DATASET:

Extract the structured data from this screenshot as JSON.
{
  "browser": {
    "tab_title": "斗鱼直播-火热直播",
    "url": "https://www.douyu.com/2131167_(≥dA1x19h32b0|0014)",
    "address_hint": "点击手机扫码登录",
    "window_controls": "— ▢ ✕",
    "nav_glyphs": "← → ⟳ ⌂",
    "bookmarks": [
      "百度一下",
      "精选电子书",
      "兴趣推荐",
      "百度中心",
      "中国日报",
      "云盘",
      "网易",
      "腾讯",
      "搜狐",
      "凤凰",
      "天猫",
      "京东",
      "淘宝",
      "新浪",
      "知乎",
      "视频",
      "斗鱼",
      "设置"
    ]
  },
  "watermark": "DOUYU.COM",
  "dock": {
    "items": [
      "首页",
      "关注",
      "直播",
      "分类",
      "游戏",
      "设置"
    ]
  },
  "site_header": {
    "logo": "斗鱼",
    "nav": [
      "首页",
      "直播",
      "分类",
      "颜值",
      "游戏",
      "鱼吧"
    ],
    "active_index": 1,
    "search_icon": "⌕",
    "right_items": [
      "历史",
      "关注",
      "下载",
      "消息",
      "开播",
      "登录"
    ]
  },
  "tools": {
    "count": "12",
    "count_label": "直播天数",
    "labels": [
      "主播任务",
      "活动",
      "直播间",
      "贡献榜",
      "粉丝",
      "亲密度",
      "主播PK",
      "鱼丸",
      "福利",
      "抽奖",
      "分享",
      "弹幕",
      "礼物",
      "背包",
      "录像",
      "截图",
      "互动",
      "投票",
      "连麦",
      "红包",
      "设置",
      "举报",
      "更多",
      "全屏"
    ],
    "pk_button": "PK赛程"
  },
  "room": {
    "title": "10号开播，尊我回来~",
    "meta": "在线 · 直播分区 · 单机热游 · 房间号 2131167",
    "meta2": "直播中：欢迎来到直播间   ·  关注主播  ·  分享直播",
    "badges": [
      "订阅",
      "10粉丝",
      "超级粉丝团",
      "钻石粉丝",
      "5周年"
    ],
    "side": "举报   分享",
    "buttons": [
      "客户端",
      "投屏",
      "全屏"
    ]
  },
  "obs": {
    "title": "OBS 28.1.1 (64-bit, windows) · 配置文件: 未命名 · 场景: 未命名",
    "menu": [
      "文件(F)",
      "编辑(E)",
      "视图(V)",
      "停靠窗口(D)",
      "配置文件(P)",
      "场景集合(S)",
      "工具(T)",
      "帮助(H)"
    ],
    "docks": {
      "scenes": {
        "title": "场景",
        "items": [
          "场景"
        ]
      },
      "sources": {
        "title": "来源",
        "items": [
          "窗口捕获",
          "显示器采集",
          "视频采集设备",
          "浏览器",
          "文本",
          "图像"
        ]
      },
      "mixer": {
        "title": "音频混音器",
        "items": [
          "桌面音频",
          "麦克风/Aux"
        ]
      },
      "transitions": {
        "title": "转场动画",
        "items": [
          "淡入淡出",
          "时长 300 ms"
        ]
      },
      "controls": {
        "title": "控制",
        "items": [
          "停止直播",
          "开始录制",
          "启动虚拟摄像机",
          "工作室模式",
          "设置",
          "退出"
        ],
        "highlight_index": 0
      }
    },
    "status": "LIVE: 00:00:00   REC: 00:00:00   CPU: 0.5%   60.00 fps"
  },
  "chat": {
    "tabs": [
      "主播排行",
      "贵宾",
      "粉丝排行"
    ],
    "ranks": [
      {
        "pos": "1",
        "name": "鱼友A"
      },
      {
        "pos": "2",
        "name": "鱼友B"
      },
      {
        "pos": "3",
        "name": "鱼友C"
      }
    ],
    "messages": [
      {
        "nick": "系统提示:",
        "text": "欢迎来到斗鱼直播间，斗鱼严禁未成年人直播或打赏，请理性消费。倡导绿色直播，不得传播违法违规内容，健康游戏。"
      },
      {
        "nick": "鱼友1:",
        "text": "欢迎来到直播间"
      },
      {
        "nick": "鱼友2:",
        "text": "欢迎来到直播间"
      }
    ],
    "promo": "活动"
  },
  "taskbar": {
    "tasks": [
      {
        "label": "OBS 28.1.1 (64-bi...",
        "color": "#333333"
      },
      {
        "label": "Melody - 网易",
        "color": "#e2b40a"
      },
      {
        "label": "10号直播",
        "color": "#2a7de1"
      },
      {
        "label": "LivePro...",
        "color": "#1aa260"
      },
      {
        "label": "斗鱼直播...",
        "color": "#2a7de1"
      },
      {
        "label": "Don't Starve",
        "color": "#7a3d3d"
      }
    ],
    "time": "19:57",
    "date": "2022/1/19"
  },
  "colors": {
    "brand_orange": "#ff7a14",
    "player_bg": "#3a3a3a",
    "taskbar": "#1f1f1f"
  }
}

THE PROBLEM: In the records, locate each line holding the string "配置文件" and copy it.

SOLUTION TO THIS TASK:
    "title": "OBS 28.1.1 (64-bit, windows) · 配置文件: 未命名 · 场景: 未命名",
      "配置文件(P)",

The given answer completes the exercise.